* Records from a data collection
[BEGIN]

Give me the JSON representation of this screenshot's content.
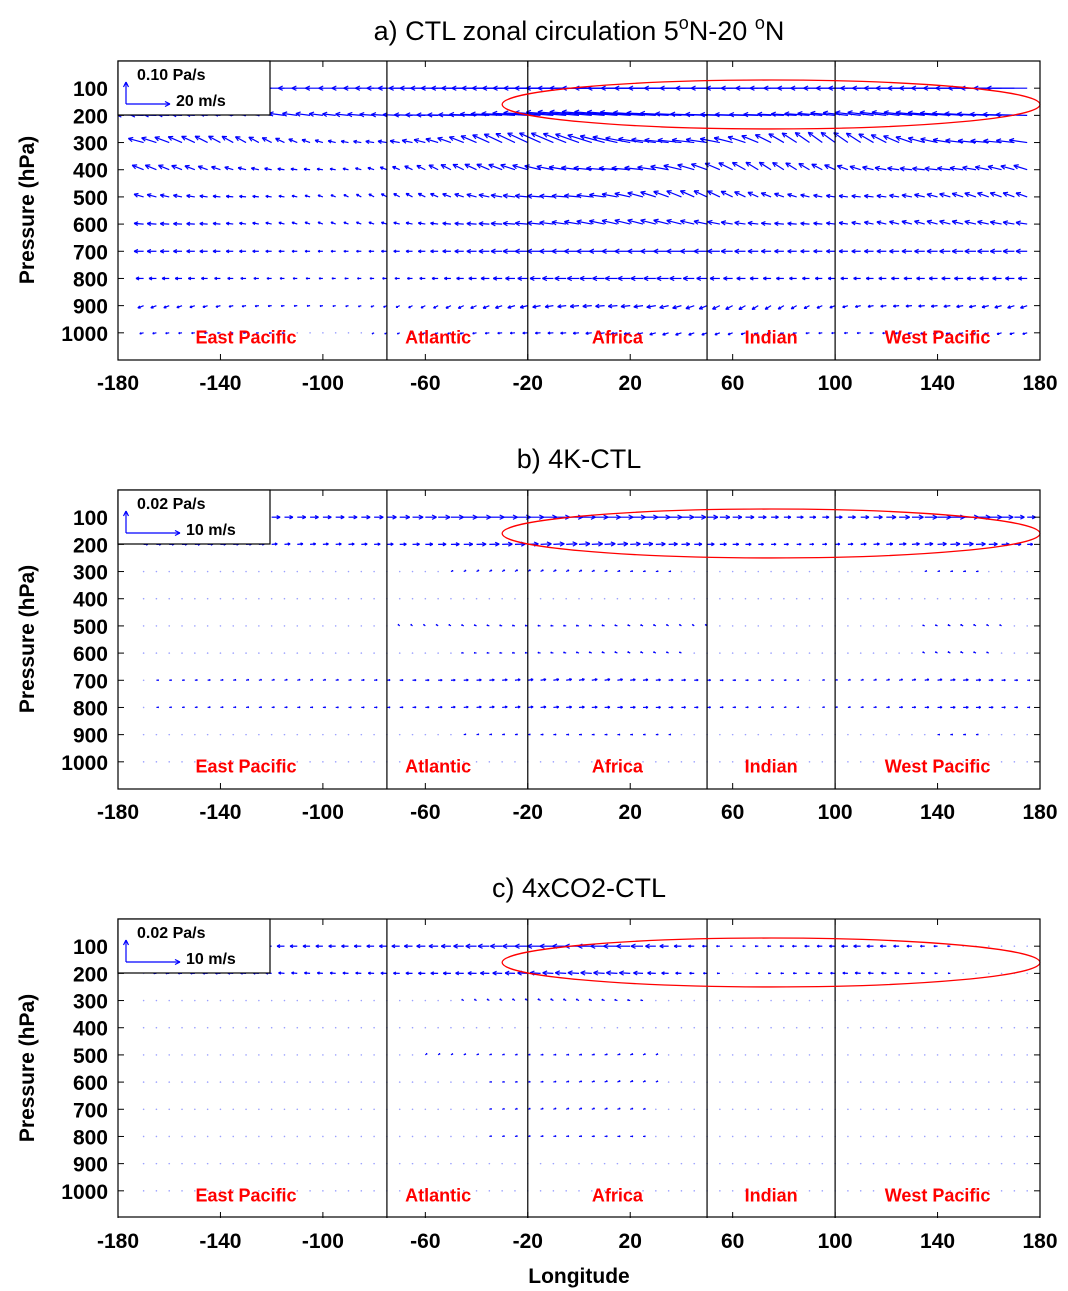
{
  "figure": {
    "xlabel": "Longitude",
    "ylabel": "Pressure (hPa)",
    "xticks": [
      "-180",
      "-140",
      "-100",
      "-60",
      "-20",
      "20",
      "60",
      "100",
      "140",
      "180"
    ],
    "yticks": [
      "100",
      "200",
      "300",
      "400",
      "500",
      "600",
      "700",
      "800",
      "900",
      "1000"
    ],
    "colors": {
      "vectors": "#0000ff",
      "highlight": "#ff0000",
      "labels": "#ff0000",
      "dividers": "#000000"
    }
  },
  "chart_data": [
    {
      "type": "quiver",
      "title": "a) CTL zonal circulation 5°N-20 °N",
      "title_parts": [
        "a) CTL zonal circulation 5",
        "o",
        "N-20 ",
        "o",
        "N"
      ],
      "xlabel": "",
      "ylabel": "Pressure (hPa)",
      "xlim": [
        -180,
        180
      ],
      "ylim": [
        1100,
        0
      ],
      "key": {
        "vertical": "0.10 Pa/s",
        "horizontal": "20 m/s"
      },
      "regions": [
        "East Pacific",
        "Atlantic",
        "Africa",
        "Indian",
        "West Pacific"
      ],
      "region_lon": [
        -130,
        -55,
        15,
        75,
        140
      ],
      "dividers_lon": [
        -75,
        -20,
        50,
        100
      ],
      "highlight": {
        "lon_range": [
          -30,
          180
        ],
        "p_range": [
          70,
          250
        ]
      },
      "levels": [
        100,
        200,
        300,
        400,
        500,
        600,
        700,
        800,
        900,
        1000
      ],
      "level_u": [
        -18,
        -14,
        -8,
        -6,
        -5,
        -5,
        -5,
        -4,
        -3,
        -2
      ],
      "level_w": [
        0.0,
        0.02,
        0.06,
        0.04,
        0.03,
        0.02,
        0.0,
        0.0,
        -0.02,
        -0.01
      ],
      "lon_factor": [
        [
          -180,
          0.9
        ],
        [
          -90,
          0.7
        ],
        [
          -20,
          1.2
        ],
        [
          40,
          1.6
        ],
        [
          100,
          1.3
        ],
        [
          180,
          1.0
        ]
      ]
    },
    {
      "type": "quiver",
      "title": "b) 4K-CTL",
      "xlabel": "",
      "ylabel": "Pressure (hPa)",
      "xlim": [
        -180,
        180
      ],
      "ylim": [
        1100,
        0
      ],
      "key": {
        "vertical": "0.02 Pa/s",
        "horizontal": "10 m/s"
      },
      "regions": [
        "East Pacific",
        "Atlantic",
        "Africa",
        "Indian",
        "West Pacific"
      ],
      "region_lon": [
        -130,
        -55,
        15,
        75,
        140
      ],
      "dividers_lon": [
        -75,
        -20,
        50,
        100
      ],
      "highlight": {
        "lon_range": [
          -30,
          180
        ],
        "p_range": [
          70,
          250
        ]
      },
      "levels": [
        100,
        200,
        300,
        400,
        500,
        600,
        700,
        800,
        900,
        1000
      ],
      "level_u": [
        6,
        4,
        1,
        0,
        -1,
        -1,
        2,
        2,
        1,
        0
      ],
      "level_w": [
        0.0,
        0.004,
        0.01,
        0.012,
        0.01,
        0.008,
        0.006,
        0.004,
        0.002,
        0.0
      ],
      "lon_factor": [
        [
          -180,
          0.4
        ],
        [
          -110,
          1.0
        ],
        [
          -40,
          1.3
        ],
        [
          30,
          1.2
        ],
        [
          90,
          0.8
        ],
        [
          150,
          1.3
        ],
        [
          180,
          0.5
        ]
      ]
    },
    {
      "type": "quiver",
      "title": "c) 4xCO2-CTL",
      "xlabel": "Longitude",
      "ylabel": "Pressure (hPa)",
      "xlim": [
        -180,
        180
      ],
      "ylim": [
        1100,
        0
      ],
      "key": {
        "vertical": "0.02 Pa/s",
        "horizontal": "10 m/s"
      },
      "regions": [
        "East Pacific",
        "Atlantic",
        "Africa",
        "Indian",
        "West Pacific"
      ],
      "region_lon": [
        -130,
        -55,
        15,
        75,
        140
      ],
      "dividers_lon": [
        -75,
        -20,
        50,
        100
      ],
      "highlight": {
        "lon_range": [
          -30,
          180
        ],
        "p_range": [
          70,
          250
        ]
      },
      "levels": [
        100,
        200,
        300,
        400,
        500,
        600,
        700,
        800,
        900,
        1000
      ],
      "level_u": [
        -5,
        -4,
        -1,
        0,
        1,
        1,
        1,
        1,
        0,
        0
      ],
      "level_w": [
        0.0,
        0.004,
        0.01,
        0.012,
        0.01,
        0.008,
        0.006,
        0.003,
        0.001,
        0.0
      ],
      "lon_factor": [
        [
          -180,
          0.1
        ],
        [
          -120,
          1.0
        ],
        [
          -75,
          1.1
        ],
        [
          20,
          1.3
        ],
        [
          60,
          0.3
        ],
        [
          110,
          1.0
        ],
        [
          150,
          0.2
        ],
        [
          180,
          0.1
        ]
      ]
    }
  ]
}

[END]
[BEGIN]

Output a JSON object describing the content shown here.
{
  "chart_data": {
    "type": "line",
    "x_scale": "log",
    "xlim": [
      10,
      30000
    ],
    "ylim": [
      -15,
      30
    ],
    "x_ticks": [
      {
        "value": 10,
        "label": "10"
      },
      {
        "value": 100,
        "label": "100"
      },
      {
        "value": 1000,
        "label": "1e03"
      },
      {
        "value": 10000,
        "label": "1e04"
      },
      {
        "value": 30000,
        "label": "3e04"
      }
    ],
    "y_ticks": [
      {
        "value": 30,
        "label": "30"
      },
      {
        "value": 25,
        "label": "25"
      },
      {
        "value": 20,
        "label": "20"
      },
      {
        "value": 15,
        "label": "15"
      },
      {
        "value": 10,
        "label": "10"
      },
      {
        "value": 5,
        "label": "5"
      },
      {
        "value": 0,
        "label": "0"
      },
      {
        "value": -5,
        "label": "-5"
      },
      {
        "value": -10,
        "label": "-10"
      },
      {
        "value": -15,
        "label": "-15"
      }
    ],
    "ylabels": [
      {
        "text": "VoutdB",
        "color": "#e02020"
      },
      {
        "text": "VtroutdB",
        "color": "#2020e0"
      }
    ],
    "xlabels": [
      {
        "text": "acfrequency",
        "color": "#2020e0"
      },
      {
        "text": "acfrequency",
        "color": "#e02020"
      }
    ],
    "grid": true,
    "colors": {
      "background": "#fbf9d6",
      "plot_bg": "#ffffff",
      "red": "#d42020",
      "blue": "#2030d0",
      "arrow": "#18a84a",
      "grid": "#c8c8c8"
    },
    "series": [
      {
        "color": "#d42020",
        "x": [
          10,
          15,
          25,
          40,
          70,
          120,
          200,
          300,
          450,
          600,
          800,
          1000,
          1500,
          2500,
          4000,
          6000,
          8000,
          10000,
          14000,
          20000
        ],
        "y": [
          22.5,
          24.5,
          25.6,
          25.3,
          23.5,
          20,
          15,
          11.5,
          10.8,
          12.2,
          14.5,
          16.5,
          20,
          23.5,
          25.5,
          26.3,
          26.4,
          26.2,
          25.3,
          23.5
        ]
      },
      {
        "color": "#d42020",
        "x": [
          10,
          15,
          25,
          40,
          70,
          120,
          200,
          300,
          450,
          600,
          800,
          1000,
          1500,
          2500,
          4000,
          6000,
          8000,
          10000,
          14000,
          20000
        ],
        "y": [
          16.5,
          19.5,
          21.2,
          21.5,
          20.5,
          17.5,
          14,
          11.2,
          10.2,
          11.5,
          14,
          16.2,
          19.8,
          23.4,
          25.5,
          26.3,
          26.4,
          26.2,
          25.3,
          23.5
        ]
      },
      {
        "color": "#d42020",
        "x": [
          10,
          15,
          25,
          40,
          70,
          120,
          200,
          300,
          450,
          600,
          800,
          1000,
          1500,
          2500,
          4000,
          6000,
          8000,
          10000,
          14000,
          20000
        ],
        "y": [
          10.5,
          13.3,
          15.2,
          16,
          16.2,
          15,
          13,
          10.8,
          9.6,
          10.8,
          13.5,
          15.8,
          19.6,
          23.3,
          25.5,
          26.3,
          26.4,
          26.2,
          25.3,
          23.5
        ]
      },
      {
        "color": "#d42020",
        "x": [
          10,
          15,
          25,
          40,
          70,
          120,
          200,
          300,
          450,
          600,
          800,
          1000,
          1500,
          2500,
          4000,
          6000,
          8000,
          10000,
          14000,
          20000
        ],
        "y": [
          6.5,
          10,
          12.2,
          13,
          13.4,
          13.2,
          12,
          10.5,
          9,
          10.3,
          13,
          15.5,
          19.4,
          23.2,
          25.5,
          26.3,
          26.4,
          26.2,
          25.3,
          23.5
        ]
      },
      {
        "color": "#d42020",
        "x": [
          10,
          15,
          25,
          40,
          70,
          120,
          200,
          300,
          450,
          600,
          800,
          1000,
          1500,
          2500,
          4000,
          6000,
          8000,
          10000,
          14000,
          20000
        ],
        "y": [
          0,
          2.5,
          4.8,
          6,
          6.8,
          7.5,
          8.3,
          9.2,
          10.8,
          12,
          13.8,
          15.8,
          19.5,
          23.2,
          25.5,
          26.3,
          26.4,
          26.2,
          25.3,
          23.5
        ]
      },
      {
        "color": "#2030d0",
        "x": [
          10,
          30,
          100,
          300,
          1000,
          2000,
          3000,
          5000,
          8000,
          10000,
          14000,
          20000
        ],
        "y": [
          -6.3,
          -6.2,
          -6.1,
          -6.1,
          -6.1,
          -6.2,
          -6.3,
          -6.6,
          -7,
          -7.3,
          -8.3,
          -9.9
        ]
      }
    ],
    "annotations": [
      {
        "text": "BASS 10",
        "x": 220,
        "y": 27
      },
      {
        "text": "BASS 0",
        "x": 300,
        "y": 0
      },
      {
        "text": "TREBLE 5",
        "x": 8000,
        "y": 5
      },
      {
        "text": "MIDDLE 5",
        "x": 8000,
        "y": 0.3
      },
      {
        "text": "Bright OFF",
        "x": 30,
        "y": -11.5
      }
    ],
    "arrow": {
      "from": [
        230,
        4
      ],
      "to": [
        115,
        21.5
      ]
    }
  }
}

[END]

* PROBLEM STATEMENT
Scan the data above; copy every line where "Longitude" appears.

* COMPLETE RESPONSE
    "xlabel": "Longitude",
      "xlabel": "Longitude",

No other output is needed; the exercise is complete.